(Stored items from a collection)
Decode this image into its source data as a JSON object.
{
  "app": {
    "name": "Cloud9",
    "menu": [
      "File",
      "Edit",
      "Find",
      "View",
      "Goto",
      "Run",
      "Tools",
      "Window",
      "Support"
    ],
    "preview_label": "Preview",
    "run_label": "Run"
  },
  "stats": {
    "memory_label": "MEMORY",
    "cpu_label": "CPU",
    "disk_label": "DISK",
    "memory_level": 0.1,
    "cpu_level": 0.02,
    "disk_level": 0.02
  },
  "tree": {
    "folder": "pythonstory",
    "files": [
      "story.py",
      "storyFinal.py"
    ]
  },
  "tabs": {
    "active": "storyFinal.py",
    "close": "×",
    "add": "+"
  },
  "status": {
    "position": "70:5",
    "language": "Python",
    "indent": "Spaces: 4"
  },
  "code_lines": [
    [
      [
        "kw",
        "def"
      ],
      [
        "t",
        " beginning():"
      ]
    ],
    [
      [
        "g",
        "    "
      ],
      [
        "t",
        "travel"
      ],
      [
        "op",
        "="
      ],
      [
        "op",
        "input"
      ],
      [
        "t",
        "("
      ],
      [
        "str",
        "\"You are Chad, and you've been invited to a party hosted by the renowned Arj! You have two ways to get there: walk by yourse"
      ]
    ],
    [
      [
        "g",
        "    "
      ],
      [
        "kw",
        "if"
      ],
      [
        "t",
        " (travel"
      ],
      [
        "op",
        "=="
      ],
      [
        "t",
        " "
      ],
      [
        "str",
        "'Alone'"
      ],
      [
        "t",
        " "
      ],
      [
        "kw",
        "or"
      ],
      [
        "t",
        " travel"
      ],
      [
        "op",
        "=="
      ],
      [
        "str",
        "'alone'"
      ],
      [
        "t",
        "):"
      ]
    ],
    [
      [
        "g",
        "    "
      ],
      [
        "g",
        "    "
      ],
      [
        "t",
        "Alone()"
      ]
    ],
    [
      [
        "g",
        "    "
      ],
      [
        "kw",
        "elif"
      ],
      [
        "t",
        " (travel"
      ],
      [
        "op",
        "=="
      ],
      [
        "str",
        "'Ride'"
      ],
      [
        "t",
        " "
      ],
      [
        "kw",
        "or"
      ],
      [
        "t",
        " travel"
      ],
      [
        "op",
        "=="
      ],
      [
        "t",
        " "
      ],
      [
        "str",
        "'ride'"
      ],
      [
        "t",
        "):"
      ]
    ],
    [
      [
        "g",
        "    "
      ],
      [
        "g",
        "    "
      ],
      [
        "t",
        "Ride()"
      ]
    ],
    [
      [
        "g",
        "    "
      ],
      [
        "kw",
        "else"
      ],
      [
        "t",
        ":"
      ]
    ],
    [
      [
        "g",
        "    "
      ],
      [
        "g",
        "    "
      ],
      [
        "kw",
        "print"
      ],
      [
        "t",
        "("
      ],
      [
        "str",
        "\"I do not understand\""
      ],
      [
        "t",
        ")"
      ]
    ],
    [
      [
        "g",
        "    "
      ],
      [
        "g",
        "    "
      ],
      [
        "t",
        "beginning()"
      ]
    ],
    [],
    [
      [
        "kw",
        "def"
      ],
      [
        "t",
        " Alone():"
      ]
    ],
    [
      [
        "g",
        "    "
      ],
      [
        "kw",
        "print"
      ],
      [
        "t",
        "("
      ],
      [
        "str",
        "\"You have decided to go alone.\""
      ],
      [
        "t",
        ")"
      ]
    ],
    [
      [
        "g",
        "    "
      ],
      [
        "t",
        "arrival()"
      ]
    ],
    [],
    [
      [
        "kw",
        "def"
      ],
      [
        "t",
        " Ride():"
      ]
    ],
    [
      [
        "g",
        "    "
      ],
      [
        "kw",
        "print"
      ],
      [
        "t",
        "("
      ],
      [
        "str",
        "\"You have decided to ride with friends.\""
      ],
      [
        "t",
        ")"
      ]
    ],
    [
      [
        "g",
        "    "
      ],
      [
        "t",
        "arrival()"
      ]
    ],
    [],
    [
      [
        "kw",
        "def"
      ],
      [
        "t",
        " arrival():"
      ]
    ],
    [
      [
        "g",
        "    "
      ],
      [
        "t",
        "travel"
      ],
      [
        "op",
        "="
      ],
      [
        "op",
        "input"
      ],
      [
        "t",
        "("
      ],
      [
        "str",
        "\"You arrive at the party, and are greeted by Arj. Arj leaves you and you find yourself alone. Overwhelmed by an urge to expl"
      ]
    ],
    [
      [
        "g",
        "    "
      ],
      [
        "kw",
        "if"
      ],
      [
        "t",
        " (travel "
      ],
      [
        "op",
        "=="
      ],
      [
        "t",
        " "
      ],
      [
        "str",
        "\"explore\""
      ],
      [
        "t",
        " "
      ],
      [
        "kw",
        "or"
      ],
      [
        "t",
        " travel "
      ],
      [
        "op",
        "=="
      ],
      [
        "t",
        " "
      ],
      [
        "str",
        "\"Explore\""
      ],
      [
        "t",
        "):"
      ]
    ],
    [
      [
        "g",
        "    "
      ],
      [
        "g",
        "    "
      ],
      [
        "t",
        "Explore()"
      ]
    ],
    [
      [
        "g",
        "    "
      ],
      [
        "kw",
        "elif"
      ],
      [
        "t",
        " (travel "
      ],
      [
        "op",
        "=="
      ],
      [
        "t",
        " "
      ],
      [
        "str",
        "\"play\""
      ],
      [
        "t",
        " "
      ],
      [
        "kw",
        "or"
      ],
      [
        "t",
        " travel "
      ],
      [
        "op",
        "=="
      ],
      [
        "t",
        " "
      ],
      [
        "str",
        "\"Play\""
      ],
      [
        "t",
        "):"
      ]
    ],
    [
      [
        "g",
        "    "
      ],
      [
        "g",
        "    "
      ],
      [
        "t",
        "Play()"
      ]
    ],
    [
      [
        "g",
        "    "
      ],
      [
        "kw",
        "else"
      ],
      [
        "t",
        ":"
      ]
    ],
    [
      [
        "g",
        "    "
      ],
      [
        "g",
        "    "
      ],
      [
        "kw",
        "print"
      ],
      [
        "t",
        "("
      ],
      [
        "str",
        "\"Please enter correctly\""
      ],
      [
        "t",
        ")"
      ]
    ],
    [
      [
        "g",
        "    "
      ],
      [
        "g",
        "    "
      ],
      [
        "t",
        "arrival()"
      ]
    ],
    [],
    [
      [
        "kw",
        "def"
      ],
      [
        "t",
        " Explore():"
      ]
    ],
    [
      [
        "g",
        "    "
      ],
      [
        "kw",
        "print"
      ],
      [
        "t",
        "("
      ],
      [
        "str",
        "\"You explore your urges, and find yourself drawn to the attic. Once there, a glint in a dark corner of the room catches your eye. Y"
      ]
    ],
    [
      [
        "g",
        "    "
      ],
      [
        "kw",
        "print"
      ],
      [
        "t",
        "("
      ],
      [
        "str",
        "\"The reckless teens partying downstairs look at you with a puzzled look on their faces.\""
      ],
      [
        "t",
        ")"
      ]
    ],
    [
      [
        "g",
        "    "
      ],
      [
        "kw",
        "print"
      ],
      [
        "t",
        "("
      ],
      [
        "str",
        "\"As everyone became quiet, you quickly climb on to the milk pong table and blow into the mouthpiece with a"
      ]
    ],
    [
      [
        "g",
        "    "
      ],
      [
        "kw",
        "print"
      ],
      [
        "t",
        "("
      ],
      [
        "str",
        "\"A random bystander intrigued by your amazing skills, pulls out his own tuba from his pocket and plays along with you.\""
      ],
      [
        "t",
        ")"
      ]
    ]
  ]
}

WORK INSTRUCTIONS> Copy out all lines above that include the string "have".

RIGHT ANSWER>
        "\"You are Chad, and you've been invited to a party hosted by the renowned Arj! You have two ways to get there: walk by yourse"
        "\"You have decided to go alone.\""
        "\"You have decided to ride with friends.\""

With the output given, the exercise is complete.